Pick out all lines of the entries that include the word "tiết" and copy them.

[Stored records]

(begin)

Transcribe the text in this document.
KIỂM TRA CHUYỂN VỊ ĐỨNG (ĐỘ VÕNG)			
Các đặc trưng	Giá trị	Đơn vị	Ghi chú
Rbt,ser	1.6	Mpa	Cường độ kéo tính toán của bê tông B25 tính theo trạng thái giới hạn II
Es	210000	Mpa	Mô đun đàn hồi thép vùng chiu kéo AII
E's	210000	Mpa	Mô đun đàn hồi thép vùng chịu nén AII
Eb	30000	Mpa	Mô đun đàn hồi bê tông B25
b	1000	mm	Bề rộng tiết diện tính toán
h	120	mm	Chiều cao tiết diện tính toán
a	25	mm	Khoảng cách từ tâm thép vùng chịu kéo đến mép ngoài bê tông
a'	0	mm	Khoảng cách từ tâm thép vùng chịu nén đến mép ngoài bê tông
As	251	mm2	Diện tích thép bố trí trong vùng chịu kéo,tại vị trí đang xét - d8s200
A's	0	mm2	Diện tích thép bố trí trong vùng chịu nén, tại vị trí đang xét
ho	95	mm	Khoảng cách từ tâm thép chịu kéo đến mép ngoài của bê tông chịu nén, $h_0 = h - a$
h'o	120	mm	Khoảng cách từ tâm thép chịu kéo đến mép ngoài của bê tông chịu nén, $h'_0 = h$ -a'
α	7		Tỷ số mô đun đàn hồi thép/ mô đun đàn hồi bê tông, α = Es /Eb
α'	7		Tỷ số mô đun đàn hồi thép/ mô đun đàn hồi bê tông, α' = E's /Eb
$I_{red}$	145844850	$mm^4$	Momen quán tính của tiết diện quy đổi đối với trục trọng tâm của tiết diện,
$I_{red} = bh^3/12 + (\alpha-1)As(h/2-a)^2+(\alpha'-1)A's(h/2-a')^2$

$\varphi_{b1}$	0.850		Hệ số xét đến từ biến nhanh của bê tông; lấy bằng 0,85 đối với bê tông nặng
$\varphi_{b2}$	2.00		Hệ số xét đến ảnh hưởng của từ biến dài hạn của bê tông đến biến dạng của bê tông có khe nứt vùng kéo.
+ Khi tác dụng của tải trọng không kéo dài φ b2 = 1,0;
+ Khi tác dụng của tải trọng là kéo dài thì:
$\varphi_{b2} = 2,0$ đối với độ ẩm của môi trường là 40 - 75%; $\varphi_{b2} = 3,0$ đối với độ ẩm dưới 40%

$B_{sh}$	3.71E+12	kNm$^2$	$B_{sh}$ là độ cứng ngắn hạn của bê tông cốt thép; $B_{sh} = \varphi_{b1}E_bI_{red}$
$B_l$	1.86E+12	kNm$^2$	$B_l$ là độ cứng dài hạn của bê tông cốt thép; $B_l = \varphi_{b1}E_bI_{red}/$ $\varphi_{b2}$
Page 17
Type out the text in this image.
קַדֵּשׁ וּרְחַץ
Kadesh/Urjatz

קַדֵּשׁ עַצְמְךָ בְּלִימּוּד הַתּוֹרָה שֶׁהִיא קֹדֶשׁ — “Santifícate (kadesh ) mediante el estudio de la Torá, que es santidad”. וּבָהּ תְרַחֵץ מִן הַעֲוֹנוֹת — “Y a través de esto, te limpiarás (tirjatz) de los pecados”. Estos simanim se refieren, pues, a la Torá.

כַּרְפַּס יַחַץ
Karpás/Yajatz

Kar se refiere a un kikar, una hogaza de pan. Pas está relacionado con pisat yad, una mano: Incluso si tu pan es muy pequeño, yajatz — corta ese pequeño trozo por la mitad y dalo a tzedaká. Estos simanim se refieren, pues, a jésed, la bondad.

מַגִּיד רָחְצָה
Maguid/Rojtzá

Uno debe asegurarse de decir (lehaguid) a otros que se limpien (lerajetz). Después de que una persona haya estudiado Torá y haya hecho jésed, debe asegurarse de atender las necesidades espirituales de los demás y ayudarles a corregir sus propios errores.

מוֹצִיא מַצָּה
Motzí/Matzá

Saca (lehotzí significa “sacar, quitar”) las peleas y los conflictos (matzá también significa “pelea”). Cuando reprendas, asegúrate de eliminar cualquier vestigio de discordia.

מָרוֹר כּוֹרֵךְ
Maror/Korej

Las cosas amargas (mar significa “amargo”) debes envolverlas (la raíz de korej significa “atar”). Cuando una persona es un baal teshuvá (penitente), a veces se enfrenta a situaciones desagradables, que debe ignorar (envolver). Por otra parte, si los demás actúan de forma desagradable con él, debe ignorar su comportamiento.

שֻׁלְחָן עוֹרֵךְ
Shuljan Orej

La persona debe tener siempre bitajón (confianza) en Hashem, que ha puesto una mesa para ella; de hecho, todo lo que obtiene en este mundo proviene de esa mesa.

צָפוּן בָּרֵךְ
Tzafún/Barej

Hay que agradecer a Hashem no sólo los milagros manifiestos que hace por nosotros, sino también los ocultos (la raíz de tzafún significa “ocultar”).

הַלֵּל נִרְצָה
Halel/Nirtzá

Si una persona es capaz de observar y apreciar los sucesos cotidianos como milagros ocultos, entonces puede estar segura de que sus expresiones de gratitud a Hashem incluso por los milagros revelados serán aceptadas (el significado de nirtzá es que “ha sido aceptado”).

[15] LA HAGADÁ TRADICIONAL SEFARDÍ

(end)

_RESULT OF THE EXERCISE_:
b	1000	mm	Bề rộng tiết diện tính toán
h	120	mm	Chiều cao tiết diện tính toán
$I_{red}$	145844850	$mm^4$	Momen quán tính của tiết diện quy đổi đối với trục trọng tâm của tiết diện,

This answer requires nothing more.